Reproduce every record below exactly as it appears.

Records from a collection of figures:

+ + +

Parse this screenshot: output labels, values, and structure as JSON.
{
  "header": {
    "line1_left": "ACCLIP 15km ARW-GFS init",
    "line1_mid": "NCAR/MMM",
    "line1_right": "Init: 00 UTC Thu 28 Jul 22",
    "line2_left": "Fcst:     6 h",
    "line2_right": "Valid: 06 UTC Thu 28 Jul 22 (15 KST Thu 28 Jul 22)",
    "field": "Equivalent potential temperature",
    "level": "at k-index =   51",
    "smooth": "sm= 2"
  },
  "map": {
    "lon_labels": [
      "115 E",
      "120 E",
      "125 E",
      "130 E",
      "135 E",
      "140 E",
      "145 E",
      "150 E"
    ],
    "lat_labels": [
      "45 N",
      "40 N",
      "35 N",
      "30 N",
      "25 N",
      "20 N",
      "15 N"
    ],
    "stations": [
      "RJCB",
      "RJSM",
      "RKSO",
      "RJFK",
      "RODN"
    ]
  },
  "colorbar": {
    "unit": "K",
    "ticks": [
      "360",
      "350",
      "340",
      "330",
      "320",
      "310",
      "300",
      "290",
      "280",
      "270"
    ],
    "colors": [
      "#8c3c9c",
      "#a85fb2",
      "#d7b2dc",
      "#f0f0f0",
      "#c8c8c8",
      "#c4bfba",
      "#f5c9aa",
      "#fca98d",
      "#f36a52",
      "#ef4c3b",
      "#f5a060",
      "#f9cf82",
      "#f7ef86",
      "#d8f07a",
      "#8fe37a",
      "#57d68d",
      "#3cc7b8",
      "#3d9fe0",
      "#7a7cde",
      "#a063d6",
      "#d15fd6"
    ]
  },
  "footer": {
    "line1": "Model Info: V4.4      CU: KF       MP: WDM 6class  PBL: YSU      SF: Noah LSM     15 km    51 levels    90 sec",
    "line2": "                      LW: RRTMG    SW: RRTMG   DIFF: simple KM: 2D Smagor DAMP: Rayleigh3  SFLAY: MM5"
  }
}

+ + +

> FULL RESPONSE
Parse this screenshot: output labels, values, and structure as JSON.
{
  "header": {
    "line1_left": "ACCLIP 15km ARW-GFS init",
    "line1_mid": "NCAR/MMM",
    "line1_right": "Init: 00 UTC Thu 28 Jul 22",
    "line2_left": "Fcst:     6 h",
    "line2_right": "Valid: 06 UTC Thu 28 Jul 22 (15 KST Thu 28 Jul 22)",
    "field": "Equivalent potential temperature",
    "level": "at k-index =   51",
    "smooth": "sm= 2"
  },
  "map": {
    "lon_labels": [
      "115 E",
      "120 E",
      "125 E",
      "130 E",
      "135 E",
      "140 E",
      "145 E",
      "150 E"
    ],
    "lat_labels": [
      "45 N",
      "40 N",
      "35 N",
      "30 N",
      "25 N",
      "20 N",
      "15 N"
    ],
    "stations": [
      "RJCB",
      "RJSM",
      "RKSO",
      "RJFK",
      "RODN"
    ]
  },
  "colorbar": {
    "unit": "K",
    "ticks": [
      "360",
      "350",
      "340",
      "330",
      "320",
      "310",
      "300",
      "290",
      "280",
      "270"
    ],
    "colors": [
      "#8c3c9c",
      "#a85fb2",
      "#d7b2dc",
      "#f0f0f0",
      "#c8c8c8",
      "#c4bfba",
      "#f5c9aa",
      "#fca98d",
      "#f36a52",
      "#ef4c3b",
      "#f5a060",
      "#f9cf82",
      "#f7ef86",
      "#d8f07a",
      "#8fe37a",
      "#57d68d",
      "#3cc7b8",
      "#3d9fe0",
      "#7a7cde",
      "#a063d6",
      "#d15fd6"
    ]
  },
  "footer": {
    "line1": "Model Info: V4.4      CU: KF       MP: WDM 6class  PBL: YSU      SF: Noah LSM     15 km    51 levels    90 sec",
    "line2": "                      LW: RRTMG    SW: RRTMG   DIFF: simple KM: 2D Smagor DAMP: Rayleigh3  SFLAY: MM5"
  }
}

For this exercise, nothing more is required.